[Entries from a dataset]
"""

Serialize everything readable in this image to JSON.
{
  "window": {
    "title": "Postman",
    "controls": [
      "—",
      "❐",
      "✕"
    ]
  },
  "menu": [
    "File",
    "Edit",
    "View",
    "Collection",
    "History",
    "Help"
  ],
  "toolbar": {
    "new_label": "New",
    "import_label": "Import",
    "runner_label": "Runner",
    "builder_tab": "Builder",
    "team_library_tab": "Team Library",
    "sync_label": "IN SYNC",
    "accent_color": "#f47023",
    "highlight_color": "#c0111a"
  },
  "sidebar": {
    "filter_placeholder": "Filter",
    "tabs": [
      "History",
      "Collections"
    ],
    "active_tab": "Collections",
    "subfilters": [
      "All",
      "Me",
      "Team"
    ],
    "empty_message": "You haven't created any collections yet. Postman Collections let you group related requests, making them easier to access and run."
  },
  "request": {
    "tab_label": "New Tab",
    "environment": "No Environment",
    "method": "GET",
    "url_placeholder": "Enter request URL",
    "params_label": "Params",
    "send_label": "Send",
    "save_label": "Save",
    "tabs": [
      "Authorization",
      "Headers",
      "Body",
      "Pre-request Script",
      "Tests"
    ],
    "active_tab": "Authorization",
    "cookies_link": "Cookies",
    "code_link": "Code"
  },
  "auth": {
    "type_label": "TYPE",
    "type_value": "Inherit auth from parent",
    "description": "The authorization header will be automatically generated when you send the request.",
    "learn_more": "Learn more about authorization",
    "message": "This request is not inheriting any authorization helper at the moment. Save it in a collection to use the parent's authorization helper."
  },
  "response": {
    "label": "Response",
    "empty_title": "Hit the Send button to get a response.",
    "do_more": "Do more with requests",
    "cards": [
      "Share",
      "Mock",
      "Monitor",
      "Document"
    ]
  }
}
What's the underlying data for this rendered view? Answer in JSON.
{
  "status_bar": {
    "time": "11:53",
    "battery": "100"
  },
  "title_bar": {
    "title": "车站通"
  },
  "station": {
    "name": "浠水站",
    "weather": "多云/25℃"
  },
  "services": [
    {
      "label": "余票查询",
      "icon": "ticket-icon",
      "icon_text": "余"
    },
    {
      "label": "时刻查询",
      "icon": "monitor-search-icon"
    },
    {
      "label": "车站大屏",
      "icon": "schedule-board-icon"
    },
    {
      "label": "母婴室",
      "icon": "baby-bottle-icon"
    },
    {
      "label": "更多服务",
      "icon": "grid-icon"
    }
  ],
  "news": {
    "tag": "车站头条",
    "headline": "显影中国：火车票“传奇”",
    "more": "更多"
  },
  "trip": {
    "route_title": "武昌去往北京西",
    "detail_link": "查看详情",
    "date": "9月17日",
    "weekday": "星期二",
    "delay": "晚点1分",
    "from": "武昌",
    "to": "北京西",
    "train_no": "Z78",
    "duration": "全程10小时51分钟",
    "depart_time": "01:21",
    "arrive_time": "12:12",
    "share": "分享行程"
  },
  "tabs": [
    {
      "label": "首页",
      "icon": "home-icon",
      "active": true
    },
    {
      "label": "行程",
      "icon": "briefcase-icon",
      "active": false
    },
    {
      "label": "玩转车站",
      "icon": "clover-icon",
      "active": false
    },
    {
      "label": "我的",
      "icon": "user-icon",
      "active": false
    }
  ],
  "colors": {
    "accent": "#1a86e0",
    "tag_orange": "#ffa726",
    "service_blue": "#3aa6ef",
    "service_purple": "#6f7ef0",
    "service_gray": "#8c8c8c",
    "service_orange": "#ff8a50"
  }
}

"""

__REQUIRED WORK__
Restate each entry exactly, skipping none.

__ANSWER TO THE EXERCISE__
Serialize everything readable in this image to JSON.
{
  "window": {
    "title": "Postman",
    "controls": [
      "—",
      "❐",
      "✕"
    ]
  },
  "menu": [
    "File",
    "Edit",
    "View",
    "Collection",
    "History",
    "Help"
  ],
  "toolbar": {
    "new_label": "New",
    "import_label": "Import",
    "runner_label": "Runner",
    "builder_tab": "Builder",
    "team_library_tab": "Team Library",
    "sync_label": "IN SYNC",
    "accent_color": "#f47023",
    "highlight_color": "#c0111a"
  },
  "sidebar": {
    "filter_placeholder": "Filter",
    "tabs": [
      "History",
      "Collections"
    ],
    "active_tab": "Collections",
    "subfilters": [
      "All",
      "Me",
      "Team"
    ],
    "empty_message": "You haven't created any collections yet. Postman Collections let you group related requests, making them easier to access and run."
  },
  "request": {
    "tab_label": "New Tab",
    "environment": "No Environment",
    "method": "GET",
    "url_placeholder": "Enter request URL",
    "params_label": "Params",
    "send_label": "Send",
    "save_label": "Save",
    "tabs": [
      "Authorization",
      "Headers",
      "Body",
      "Pre-request Script",
      "Tests"
    ],
    "active_tab": "Authorization",
    "cookies_link": "Cookies",
    "code_link": "Code"
  },
  "auth": {
    "type_label": "TYPE",
    "type_value": "Inherit auth from parent",
    "description": "The authorization header will be automatically generated when you send the request.",
    "learn_more": "Learn more about authorization",
    "message": "This request is not inheriting any authorization helper at the moment. Save it in a collection to use the parent's authorization helper."
  },
  "response": {
    "label": "Response",
    "empty_title": "Hit the Send button to get a response.",
    "do_more": "Do more with requests",
    "cards": [
      "Share",
      "Mock",
      "Monitor",
      "Document"
    ]
  }
}
What's the underlying data for this rendered view? Answer in JSON.
{
  "status_bar": {
    "time": "11:53",
    "battery": "100"
  },
  "title_bar": {
    "title": "车站通"
  },
  "station": {
    "name": "浠水站",
    "weather": "多云/25℃"
  },
  "services": [
    {
      "label": "余票查询",
      "icon": "ticket-icon",
      "icon_text": "余"
    },
    {
      "label": "时刻查询",
      "icon": "monitor-search-icon"
    },
    {
      "label": "车站大屏",
      "icon": "schedule-board-icon"
    },
    {
      "label": "母婴室",
      "icon": "baby-bottle-icon"
    },
    {
      "label": "更多服务",
      "icon": "grid-icon"
    }
  ],
  "news": {
    "tag": "车站头条",
    "headline": "显影中国：火车票“传奇”",
    "more": "更多"
  },
  "trip": {
    "route_title": "武昌去往北京西",
    "detail_link": "查看详情",
    "date": "9月17日",
    "weekday": "星期二",
    "delay": "晚点1分",
    "from": "武昌",
    "to": "北京西",
    "train_no": "Z78",
    "duration": "全程10小时51分钟",
    "depart_time": "01:21",
    "arrive_time": "12:12",
    "share": "分享行程"
  },
  "tabs": [
    {
      "label": "首页",
      "icon": "home-icon",
      "active": true
    },
    {
      "label": "行程",
      "icon": "briefcase-icon",
      "active": false
    },
    {
      "label": "玩转车站",
      "icon": "clover-icon",
      "active": false
    },
    {
      "label": "我的",
      "icon": "user-icon",
      "active": false
    }
  ],
  "colors": {
    "accent": "#1a86e0",
    "tag_orange": "#ffa726",
    "service_blue": "#3aa6ef",
    "service_purple": "#6f7ef0",
    "service_gray": "#8c8c8c",
    "service_orange": "#ff8a50"
  }
}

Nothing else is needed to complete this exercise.